[Chart and figure data]
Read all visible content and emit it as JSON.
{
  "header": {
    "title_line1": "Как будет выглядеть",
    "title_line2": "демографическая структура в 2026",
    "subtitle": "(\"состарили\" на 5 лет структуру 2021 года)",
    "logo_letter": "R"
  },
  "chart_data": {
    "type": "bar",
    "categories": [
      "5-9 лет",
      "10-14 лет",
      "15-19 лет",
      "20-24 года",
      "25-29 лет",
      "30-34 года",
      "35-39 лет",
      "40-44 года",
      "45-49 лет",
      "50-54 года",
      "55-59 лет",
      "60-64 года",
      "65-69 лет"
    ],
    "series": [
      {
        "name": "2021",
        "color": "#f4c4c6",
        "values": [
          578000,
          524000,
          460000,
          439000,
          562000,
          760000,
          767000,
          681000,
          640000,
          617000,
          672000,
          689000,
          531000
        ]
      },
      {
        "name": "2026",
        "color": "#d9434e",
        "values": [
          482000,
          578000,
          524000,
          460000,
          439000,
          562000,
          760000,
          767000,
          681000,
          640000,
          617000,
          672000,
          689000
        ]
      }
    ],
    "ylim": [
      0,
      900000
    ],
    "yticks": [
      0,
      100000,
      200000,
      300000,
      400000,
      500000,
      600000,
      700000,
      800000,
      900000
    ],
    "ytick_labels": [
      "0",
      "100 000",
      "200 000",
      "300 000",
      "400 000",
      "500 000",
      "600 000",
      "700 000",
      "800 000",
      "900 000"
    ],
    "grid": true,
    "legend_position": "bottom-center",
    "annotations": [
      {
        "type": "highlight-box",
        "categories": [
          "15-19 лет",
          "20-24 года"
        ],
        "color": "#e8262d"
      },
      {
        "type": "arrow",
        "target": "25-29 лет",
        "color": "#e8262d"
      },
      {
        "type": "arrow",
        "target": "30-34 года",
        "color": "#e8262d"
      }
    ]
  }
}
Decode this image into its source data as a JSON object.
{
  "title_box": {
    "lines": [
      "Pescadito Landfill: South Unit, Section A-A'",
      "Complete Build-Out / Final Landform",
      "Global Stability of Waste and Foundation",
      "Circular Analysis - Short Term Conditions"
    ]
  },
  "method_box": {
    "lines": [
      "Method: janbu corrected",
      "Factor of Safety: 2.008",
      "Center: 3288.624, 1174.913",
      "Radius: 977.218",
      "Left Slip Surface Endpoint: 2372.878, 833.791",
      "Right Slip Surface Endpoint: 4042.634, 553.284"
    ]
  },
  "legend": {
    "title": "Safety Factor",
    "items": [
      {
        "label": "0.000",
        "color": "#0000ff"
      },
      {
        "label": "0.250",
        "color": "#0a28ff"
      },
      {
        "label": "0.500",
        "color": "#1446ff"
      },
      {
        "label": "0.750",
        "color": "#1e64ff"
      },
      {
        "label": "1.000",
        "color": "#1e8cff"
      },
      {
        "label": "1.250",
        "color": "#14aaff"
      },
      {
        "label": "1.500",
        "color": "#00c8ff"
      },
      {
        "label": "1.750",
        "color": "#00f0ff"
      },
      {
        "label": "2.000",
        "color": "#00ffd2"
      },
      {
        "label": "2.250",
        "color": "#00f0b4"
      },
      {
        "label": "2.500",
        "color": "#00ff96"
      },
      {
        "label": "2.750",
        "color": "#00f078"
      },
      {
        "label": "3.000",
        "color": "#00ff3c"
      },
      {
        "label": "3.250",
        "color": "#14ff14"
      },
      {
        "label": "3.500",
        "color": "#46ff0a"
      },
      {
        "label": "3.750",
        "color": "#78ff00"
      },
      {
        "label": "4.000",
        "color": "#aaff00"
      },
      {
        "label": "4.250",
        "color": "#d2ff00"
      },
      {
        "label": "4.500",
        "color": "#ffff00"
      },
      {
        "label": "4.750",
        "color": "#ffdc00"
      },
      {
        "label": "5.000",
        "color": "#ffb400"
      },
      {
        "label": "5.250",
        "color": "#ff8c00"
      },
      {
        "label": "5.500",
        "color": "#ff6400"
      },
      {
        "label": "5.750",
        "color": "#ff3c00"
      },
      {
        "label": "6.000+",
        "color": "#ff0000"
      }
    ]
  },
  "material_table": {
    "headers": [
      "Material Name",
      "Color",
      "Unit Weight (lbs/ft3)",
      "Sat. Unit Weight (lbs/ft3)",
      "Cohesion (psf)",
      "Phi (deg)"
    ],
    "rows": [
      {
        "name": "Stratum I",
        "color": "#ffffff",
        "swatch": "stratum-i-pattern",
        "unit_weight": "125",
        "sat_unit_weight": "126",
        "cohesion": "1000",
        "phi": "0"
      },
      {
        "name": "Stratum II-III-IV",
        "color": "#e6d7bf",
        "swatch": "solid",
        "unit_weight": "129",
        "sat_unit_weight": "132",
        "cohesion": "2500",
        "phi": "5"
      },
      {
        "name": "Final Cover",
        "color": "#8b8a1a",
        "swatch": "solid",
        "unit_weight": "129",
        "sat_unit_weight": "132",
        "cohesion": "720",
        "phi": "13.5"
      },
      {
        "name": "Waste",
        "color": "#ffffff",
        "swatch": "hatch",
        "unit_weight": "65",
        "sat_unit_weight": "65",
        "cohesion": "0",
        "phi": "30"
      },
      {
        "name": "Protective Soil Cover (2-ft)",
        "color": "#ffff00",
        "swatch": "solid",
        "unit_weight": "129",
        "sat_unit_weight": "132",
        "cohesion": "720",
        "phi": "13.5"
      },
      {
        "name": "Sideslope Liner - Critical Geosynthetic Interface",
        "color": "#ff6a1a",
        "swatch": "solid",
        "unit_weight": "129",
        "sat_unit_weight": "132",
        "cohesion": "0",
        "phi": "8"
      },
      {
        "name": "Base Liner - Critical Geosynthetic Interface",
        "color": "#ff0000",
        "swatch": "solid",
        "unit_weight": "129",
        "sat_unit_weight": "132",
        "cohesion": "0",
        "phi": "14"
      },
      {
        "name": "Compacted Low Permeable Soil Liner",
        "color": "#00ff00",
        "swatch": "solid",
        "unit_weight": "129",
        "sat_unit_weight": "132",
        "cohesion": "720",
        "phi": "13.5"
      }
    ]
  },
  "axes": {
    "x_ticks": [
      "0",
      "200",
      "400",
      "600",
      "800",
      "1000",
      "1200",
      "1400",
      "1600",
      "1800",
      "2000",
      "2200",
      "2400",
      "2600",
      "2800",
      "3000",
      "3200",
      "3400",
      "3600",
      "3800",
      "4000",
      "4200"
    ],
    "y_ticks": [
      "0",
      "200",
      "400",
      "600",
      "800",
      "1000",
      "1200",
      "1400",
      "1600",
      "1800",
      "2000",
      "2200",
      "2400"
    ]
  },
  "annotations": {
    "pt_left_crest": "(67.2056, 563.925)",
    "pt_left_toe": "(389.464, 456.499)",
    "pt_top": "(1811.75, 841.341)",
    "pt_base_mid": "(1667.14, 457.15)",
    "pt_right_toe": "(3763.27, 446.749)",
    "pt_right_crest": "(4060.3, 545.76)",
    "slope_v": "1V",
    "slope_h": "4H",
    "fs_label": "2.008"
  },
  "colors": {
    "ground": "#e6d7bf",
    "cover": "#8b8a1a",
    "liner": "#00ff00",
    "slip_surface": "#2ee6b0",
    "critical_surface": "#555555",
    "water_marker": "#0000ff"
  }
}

TO DO: From the listing above, collect each line in which the string "Interface" appears.

SOLUTION TO THIS PROBLEM:
        "name": "Sideslope Liner - Critical Geosynthetic Interface",
        "name": "Base Liner - Critical Geosynthetic Interface",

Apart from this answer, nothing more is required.